INPUT FOR THIS TASK start

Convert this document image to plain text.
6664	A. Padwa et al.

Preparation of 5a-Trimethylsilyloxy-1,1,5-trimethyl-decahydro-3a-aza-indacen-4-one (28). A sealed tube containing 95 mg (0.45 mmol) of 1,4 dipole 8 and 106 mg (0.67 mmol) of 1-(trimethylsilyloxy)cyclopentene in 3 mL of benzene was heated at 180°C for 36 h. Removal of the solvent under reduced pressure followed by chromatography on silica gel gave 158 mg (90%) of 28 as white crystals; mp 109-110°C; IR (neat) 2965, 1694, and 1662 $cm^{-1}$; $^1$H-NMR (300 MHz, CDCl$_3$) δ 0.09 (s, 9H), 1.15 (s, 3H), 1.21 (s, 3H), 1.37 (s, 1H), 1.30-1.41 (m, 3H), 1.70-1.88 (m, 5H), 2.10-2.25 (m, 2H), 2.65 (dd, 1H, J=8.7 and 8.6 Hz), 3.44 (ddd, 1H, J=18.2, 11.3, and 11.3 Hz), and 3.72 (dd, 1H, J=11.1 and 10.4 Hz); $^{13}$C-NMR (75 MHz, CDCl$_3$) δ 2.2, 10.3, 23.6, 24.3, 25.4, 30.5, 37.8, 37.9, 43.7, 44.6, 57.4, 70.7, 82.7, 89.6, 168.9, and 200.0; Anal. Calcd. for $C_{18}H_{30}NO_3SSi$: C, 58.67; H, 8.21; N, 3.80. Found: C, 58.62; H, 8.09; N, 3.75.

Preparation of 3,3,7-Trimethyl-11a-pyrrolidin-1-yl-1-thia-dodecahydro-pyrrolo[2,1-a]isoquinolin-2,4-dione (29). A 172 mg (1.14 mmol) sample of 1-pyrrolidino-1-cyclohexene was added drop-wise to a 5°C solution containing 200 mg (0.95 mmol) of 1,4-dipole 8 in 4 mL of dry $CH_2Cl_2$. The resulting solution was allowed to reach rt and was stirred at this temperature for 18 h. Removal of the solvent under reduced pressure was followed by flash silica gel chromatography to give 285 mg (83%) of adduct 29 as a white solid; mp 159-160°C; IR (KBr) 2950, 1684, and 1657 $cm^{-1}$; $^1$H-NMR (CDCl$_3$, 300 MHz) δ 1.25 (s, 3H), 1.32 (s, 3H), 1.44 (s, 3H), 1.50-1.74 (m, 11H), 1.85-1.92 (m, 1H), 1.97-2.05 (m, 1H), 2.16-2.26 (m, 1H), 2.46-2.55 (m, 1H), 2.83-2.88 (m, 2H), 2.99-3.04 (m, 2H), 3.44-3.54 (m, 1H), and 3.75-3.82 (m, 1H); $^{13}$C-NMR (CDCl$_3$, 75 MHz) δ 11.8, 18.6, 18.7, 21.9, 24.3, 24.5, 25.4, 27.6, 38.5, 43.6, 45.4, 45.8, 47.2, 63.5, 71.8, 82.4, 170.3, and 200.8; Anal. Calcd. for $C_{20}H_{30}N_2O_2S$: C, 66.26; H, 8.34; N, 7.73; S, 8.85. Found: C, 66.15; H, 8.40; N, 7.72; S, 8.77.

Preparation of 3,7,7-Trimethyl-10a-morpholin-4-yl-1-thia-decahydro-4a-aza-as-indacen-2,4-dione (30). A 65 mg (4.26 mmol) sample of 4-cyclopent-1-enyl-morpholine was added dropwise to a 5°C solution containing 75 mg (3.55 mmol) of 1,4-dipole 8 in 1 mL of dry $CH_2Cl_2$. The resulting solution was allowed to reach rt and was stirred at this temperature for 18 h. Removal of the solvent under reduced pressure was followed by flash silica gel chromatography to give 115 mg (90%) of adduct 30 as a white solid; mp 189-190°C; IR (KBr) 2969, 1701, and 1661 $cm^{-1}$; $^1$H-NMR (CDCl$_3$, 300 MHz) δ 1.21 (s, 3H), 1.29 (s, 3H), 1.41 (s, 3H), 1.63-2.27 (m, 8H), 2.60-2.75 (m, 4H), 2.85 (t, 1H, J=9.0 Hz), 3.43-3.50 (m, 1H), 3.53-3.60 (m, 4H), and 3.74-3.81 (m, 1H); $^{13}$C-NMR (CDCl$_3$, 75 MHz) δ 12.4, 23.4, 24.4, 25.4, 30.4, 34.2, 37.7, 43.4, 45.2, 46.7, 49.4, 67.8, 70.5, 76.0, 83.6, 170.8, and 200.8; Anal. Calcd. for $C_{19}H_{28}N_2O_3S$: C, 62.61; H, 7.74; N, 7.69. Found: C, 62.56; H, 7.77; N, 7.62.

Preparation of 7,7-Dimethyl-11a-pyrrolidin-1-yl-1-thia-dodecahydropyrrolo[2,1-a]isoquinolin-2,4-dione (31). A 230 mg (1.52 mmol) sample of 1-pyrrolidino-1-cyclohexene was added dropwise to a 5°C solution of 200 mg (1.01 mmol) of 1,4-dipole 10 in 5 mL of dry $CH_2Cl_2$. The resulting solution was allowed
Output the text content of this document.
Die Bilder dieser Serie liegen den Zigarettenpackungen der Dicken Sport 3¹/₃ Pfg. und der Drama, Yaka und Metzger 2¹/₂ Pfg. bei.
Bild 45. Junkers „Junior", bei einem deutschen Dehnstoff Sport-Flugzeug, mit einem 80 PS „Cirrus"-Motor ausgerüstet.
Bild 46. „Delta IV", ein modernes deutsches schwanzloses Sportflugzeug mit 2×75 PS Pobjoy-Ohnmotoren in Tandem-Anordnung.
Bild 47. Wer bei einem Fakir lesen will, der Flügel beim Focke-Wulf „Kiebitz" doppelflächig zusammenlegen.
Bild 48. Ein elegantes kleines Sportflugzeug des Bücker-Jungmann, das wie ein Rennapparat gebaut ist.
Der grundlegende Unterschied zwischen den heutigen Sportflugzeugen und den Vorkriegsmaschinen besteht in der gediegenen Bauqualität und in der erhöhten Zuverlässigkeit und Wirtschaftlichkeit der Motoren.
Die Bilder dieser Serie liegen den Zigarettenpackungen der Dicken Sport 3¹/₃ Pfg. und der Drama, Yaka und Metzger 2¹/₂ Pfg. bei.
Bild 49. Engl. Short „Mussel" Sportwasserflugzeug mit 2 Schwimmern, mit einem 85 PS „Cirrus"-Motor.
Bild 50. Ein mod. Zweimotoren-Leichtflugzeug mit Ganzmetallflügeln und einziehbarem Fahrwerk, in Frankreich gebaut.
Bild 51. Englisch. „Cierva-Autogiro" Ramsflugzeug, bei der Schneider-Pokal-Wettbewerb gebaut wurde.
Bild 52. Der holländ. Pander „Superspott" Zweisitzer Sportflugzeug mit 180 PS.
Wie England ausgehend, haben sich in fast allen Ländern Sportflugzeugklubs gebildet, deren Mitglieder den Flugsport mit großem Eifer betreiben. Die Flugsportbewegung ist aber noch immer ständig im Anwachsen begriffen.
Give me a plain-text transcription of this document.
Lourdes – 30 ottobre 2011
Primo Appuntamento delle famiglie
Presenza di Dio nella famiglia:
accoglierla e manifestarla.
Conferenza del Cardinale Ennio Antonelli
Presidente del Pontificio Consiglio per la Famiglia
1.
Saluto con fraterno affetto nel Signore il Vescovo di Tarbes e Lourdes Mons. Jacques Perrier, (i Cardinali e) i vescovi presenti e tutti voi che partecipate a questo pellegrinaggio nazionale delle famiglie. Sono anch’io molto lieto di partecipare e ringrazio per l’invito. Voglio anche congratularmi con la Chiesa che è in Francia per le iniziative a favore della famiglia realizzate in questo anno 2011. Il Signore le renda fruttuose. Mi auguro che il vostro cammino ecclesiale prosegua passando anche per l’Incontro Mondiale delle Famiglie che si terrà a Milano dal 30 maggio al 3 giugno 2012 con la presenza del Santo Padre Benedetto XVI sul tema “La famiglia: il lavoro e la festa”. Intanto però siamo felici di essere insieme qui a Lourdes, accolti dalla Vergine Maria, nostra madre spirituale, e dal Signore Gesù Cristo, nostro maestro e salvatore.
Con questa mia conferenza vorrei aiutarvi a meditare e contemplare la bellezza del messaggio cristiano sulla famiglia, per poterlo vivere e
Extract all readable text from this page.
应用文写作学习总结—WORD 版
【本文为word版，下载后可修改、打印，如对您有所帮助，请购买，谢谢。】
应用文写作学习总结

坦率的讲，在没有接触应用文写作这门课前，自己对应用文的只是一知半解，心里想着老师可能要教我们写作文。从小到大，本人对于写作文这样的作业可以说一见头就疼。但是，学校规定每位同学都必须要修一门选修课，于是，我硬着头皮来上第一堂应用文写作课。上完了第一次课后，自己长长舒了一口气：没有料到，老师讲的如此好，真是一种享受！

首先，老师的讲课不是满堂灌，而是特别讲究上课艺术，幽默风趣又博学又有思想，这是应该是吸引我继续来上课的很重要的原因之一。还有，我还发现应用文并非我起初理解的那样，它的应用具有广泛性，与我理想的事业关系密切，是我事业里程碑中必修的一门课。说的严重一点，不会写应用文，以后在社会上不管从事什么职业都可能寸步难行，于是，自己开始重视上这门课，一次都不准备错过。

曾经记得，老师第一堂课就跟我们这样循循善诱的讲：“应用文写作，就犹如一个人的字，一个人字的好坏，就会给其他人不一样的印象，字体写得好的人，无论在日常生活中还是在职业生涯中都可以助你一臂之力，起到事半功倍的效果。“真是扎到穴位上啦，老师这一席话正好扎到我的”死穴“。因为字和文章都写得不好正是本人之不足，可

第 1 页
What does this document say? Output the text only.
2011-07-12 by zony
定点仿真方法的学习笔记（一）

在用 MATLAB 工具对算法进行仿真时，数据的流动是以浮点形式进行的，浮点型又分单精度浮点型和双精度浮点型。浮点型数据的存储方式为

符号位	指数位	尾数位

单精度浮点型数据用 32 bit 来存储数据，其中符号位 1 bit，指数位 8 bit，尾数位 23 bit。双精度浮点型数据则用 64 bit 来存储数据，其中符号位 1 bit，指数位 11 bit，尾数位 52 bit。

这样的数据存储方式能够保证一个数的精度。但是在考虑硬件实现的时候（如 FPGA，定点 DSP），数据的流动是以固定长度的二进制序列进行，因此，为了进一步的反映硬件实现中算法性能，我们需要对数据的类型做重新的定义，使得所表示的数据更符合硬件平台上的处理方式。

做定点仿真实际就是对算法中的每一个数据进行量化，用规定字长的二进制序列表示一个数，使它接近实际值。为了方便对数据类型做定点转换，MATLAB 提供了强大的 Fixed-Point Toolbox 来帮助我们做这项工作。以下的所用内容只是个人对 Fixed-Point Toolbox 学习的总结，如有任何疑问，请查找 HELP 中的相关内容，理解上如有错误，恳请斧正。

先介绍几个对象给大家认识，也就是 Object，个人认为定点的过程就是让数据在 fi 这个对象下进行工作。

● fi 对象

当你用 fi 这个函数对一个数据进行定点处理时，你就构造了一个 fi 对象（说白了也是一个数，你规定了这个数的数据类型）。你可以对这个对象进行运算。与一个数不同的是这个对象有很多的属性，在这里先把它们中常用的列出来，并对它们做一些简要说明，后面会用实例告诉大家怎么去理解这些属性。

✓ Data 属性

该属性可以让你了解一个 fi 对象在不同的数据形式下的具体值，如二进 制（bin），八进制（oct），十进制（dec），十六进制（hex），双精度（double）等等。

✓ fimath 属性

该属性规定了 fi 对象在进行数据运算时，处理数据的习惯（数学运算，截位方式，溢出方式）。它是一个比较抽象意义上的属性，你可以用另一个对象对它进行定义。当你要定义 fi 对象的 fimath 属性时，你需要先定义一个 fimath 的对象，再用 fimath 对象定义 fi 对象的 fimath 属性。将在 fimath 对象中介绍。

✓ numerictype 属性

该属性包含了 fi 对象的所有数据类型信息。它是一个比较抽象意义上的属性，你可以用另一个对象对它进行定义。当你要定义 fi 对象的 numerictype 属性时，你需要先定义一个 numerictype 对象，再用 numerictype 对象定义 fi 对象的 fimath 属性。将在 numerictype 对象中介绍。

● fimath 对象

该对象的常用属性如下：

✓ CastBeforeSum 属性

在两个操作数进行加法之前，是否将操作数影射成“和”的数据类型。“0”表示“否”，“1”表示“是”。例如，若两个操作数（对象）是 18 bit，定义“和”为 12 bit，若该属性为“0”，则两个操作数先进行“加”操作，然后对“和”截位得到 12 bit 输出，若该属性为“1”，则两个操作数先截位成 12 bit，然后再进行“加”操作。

INPUT FOR THIS TASK end

● **GIVEN TASK**:
The answer should be a single number: the count of lines in the data that include the string "fimath".

● **EXERCISE OUTPUT**:
4